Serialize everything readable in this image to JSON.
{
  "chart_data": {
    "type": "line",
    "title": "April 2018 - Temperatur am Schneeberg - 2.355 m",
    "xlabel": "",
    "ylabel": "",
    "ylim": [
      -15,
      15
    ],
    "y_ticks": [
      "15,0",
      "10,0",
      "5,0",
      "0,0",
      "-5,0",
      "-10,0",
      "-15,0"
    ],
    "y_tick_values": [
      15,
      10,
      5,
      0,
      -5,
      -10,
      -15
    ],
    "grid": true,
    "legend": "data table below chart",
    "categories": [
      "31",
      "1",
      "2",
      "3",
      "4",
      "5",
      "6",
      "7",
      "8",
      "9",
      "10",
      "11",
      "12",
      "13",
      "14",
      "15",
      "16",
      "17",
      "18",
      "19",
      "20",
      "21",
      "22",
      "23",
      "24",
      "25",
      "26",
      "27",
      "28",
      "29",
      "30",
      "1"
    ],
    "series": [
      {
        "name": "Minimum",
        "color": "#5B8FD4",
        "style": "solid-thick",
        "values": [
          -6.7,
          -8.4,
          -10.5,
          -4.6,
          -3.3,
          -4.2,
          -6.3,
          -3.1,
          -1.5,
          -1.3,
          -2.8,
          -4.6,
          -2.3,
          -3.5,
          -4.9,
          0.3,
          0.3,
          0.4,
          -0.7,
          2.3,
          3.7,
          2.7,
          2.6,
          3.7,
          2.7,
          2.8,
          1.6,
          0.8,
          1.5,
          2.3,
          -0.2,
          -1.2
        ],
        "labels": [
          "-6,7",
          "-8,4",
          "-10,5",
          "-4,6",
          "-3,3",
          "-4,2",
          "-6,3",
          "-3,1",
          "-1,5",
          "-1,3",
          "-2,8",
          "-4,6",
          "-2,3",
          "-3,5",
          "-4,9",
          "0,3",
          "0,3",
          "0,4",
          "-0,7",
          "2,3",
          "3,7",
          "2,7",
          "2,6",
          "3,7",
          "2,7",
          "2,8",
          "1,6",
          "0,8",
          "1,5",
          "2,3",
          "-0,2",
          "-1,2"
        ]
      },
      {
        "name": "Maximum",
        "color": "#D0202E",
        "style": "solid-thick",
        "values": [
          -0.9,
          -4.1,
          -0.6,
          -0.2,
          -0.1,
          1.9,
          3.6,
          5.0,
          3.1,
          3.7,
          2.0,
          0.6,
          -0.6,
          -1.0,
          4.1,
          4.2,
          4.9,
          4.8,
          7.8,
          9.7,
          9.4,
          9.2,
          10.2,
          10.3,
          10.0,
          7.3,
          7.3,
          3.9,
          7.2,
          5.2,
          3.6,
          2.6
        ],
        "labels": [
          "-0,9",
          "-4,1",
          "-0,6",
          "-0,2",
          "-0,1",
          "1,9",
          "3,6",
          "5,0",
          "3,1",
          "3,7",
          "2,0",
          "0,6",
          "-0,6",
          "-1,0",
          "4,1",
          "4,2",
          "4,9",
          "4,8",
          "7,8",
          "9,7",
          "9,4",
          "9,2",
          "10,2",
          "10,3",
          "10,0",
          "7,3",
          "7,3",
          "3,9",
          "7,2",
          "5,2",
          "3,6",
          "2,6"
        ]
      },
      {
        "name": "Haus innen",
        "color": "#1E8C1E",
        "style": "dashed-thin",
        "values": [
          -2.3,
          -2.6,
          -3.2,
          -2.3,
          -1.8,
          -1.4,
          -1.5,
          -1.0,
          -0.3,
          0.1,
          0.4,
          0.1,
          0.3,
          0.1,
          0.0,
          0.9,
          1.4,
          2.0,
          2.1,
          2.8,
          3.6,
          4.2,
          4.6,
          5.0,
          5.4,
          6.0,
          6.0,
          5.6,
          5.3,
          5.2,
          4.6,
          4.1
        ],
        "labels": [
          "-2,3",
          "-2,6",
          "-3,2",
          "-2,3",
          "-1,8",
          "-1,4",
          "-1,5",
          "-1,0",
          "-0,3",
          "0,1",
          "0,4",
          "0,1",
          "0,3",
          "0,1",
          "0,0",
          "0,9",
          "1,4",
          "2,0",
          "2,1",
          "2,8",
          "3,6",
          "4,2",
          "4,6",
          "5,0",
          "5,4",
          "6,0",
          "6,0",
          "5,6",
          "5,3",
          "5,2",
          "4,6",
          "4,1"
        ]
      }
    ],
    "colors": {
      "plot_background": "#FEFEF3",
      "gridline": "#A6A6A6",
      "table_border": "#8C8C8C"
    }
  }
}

[Instructions to follow]
Extract every line above exactly as it stands.

[Exercise solution]
Serialize everything readable in this image to JSON.
{
  "chart_data": {
    "type": "line",
    "title": "April 2018 - Temperatur am Schneeberg - 2.355 m",
    "xlabel": "",
    "ylabel": "",
    "ylim": [
      -15,
      15
    ],
    "y_ticks": [
      "15,0",
      "10,0",
      "5,0",
      "0,0",
      "-5,0",
      "-10,0",
      "-15,0"
    ],
    "y_tick_values": [
      15,
      10,
      5,
      0,
      -5,
      -10,
      -15
    ],
    "grid": true,
    "legend": "data table below chart",
    "categories": [
      "31",
      "1",
      "2",
      "3",
      "4",
      "5",
      "6",
      "7",
      "8",
      "9",
      "10",
      "11",
      "12",
      "13",
      "14",
      "15",
      "16",
      "17",
      "18",
      "19",
      "20",
      "21",
      "22",
      "23",
      "24",
      "25",
      "26",
      "27",
      "28",
      "29",
      "30",
      "1"
    ],
    "series": [
      {
        "name": "Minimum",
        "color": "#5B8FD4",
        "style": "solid-thick",
        "values": [
          -6.7,
          -8.4,
          -10.5,
          -4.6,
          -3.3,
          -4.2,
          -6.3,
          -3.1,
          -1.5,
          -1.3,
          -2.8,
          -4.6,
          -2.3,
          -3.5,
          -4.9,
          0.3,
          0.3,
          0.4,
          -0.7,
          2.3,
          3.7,
          2.7,
          2.6,
          3.7,
          2.7,
          2.8,
          1.6,
          0.8,
          1.5,
          2.3,
          -0.2,
          -1.2
        ],
        "labels": [
          "-6,7",
          "-8,4",
          "-10,5",
          "-4,6",
          "-3,3",
          "-4,2",
          "-6,3",
          "-3,1",
          "-1,5",
          "-1,3",
          "-2,8",
          "-4,6",
          "-2,3",
          "-3,5",
          "-4,9",
          "0,3",
          "0,3",
          "0,4",
          "-0,7",
          "2,3",
          "3,7",
          "2,7",
          "2,6",
          "3,7",
          "2,7",
          "2,8",
          "1,6",
          "0,8",
          "1,5",
          "2,3",
          "-0,2",
          "-1,2"
        ]
      },
      {
        "name": "Maximum",
        "color": "#D0202E",
        "style": "solid-thick",
        "values": [
          -0.9,
          -4.1,
          -0.6,
          -0.2,
          -0.1,
          1.9,
          3.6,
          5.0,
          3.1,
          3.7,
          2.0,
          0.6,
          -0.6,
          -1.0,
          4.1,
          4.2,
          4.9,
          4.8,
          7.8,
          9.7,
          9.4,
          9.2,
          10.2,
          10.3,
          10.0,
          7.3,
          7.3,
          3.9,
          7.2,
          5.2,
          3.6,
          2.6
        ],
        "labels": [
          "-0,9",
          "-4,1",
          "-0,6",
          "-0,2",
          "-0,1",
          "1,9",
          "3,6",
          "5,0",
          "3,1",
          "3,7",
          "2,0",
          "0,6",
          "-0,6",
          "-1,0",
          "4,1",
          "4,2",
          "4,9",
          "4,8",
          "7,8",
          "9,7",
          "9,4",
          "9,2",
          "10,2",
          "10,3",
          "10,0",
          "7,3",
          "7,3",
          "3,9",
          "7,2",
          "5,2",
          "3,6",
          "2,6"
        ]
      },
      {
        "name": "Haus innen",
        "color": "#1E8C1E",
        "style": "dashed-thin",
        "values": [
          -2.3,
          -2.6,
          -3.2,
          -2.3,
          -1.8,
          -1.4,
          -1.5,
          -1.0,
          -0.3,
          0.1,
          0.4,
          0.1,
          0.3,
          0.1,
          0.0,
          0.9,
          1.4,
          2.0,
          2.1,
          2.8,
          3.6,
          4.2,
          4.6,
          5.0,
          5.4,
          6.0,
          6.0,
          5.6,
          5.3,
          5.2,
          4.6,
          4.1
        ],
        "labels": [
          "-2,3",
          "-2,6",
          "-3,2",
          "-2,3",
          "-1,8",
          "-1,4",
          "-1,5",
          "-1,0",
          "-0,3",
          "0,1",
          "0,4",
          "0,1",
          "0,3",
          "0,1",
          "0,0",
          "0,9",
          "1,4",
          "2,0",
          "2,1",
          "2,8",
          "3,6",
          "4,2",
          "4,6",
          "5,0",
          "5,4",
          "6,0",
          "6,0",
          "5,6",
          "5,3",
          "5,2",
          "4,6",
          "4,1"
        ]
      }
    ],
    "colors": {
      "plot_background": "#FEFEF3",
      "gridline": "#A6A6A6",
      "table_border": "#8C8C8C"
    }
  }
}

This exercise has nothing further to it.